-- Begin Data --

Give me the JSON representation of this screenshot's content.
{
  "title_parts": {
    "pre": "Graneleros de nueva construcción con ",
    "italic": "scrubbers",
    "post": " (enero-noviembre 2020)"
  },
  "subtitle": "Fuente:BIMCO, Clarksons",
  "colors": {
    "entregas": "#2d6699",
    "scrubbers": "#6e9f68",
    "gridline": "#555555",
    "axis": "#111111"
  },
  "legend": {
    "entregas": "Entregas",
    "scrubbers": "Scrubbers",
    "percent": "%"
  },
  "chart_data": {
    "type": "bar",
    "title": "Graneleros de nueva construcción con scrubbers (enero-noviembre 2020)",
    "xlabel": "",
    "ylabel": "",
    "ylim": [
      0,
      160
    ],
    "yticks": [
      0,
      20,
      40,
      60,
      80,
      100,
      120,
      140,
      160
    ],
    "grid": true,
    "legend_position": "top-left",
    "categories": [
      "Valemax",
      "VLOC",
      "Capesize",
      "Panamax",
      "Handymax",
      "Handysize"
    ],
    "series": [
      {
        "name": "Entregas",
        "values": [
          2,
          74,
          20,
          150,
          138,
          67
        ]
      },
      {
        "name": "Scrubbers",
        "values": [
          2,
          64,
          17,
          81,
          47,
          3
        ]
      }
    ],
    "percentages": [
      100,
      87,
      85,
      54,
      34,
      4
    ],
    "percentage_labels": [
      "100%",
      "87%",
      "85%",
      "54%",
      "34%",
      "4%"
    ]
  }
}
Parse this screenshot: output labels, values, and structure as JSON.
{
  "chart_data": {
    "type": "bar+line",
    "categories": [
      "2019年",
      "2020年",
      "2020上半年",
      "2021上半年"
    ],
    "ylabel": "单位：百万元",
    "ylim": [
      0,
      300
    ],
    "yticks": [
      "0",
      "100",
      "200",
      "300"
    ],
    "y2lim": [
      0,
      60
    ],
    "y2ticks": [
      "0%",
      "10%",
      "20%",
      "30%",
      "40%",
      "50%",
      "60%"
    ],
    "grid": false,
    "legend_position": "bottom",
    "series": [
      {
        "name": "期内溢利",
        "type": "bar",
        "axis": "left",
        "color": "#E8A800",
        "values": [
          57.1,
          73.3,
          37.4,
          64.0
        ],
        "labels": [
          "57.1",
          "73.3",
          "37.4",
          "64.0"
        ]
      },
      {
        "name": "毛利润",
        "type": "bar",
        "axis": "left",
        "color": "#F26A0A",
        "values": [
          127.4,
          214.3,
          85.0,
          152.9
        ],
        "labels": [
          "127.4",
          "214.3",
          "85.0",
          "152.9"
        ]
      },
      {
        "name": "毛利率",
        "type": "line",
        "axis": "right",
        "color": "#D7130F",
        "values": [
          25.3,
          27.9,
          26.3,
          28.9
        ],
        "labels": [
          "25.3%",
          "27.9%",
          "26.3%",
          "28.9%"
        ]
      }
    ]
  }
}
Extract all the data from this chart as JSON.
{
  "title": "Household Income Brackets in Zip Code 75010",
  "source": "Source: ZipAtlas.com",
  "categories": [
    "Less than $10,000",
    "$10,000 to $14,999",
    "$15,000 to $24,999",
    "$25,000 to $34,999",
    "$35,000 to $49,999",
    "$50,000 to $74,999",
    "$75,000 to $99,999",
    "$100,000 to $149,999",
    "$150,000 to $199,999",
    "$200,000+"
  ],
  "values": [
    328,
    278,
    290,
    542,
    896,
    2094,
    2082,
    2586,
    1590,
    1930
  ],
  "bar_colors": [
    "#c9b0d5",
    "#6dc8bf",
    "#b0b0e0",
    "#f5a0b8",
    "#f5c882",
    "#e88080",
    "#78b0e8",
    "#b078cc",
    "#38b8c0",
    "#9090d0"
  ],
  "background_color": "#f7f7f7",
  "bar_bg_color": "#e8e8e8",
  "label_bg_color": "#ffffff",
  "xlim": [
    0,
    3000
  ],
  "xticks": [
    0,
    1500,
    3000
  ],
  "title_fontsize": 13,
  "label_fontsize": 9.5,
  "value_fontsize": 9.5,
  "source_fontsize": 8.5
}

-- End Data --

**Stated goal**
Give only the number of lines in the entries above that hold the string "axis".

**Correct output**
4